» What the task requires: Output the material beneath exactly, leaving nothing out.

» Provided records:
· · · · · · ·

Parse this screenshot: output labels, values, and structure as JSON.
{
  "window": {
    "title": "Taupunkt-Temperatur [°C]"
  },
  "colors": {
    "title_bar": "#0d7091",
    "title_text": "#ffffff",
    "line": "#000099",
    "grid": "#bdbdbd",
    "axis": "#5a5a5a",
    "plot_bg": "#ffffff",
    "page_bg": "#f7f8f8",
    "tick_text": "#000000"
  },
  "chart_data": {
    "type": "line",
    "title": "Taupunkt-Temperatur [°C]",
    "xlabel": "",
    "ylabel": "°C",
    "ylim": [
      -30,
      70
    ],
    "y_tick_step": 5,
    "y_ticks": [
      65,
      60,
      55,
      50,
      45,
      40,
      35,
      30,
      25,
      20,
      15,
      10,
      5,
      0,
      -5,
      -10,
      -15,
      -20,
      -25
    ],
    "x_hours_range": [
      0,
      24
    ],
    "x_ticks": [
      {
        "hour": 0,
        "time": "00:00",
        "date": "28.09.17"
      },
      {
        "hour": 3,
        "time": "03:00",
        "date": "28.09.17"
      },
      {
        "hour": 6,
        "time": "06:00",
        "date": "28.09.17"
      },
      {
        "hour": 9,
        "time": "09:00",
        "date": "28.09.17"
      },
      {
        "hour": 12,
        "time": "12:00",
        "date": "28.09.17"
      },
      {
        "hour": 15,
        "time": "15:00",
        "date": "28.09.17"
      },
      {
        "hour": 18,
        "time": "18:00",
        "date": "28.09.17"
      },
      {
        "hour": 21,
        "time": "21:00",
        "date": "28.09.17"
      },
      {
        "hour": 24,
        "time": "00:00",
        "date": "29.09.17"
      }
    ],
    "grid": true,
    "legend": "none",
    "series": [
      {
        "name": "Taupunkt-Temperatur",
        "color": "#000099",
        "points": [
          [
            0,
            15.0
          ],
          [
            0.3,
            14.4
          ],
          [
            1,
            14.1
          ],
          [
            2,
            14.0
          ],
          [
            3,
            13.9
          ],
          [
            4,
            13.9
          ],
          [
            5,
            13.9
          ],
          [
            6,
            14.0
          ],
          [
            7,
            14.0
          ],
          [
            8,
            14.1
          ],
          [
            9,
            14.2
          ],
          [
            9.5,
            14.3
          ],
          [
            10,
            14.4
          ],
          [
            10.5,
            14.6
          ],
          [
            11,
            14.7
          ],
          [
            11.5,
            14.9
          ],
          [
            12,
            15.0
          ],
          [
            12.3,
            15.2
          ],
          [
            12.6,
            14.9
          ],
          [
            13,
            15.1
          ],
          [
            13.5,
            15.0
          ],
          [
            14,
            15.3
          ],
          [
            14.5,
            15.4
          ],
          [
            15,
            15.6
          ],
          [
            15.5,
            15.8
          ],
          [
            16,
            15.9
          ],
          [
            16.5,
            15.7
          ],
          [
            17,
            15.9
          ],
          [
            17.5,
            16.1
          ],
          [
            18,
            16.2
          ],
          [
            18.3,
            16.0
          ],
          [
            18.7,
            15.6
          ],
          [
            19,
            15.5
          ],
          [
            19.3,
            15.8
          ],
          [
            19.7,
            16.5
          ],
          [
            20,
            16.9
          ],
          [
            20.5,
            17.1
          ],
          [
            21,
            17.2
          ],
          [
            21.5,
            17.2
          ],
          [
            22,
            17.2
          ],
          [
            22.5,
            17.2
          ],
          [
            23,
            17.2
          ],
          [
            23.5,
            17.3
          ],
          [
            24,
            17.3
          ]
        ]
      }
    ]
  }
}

· · · · · · ·

» In response:
Parse this screenshot: output labels, values, and structure as JSON.
{
  "window": {
    "title": "Taupunkt-Temperatur [°C]"
  },
  "colors": {
    "title_bar": "#0d7091",
    "title_text": "#ffffff",
    "line": "#000099",
    "grid": "#bdbdbd",
    "axis": "#5a5a5a",
    "plot_bg": "#ffffff",
    "page_bg": "#f7f8f8",
    "tick_text": "#000000"
  },
  "chart_data": {
    "type": "line",
    "title": "Taupunkt-Temperatur [°C]",
    "xlabel": "",
    "ylabel": "°C",
    "ylim": [
      -30,
      70
    ],
    "y_tick_step": 5,
    "y_ticks": [
      65,
      60,
      55,
      50,
      45,
      40,
      35,
      30,
      25,
      20,
      15,
      10,
      5,
      0,
      -5,
      -10,
      -15,
      -20,
      -25
    ],
    "x_hours_range": [
      0,
      24
    ],
    "x_ticks": [
      {
        "hour": 0,
        "time": "00:00",
        "date": "28.09.17"
      },
      {
        "hour": 3,
        "time": "03:00",
        "date": "28.09.17"
      },
      {
        "hour": 6,
        "time": "06:00",
        "date": "28.09.17"
      },
      {
        "hour": 9,
        "time": "09:00",
        "date": "28.09.17"
      },
      {
        "hour": 12,
        "time": "12:00",
        "date": "28.09.17"
      },
      {
        "hour": 15,
        "time": "15:00",
        "date": "28.09.17"
      },
      {
        "hour": 18,
        "time": "18:00",
        "date": "28.09.17"
      },
      {
        "hour": 21,
        "time": "21:00",
        "date": "28.09.17"
      },
      {
        "hour": 24,
        "time": "00:00",
        "date": "29.09.17"
      }
    ],
    "grid": true,
    "legend": "none",
    "series": [
      {
        "name": "Taupunkt-Temperatur",
        "color": "#000099",
        "points": [
          [
            0,
            15.0
          ],
          [
            0.3,
            14.4
          ],
          [
            1,
            14.1
          ],
          [
            2,
            14.0
          ],
          [
            3,
            13.9
          ],
          [
            4,
            13.9
          ],
          [
            5,
            13.9
          ],
          [
            6,
            14.0
          ],
          [
            7,
            14.0
          ],
          [
            8,
            14.1
          ],
          [
            9,
            14.2
          ],
          [
            9.5,
            14.3
          ],
          [
            10,
            14.4
          ],
          [
            10.5,
            14.6
          ],
          [
            11,
            14.7
          ],
          [
            11.5,
            14.9
          ],
          [
            12,
            15.0
          ],
          [
            12.3,
            15.2
          ],
          [
            12.6,
            14.9
          ],
          [
            13,
            15.1
          ],
          [
            13.5,
            15.0
          ],
          [
            14,
            15.3
          ],
          [
            14.5,
            15.4
          ],
          [
            15,
            15.6
          ],
          [
            15.5,
            15.8
          ],
          [
            16,
            15.9
          ],
          [
            16.5,
            15.7
          ],
          [
            17,
            15.9
          ],
          [
            17.5,
            16.1
          ],
          [
            18,
            16.2
          ],
          [
            18.3,
            16.0
          ],
          [
            18.7,
            15.6
          ],
          [
            19,
            15.5
          ],
          [
            19.3,
            15.8
          ],
          [
            19.7,
            16.5
          ],
          [
            20,
            16.9
          ],
          [
            20.5,
            17.1
          ],
          [
            21,
            17.2
          ],
          [
            21.5,
            17.2
          ],
          [
            22,
            17.2
          ],
          [
            22.5,
            17.2
          ],
          [
            23,
            17.2
          ],
          [
            23.5,
            17.3
          ],
          [
            24,
            17.3
          ]
        ]
      }
    ]
  }
}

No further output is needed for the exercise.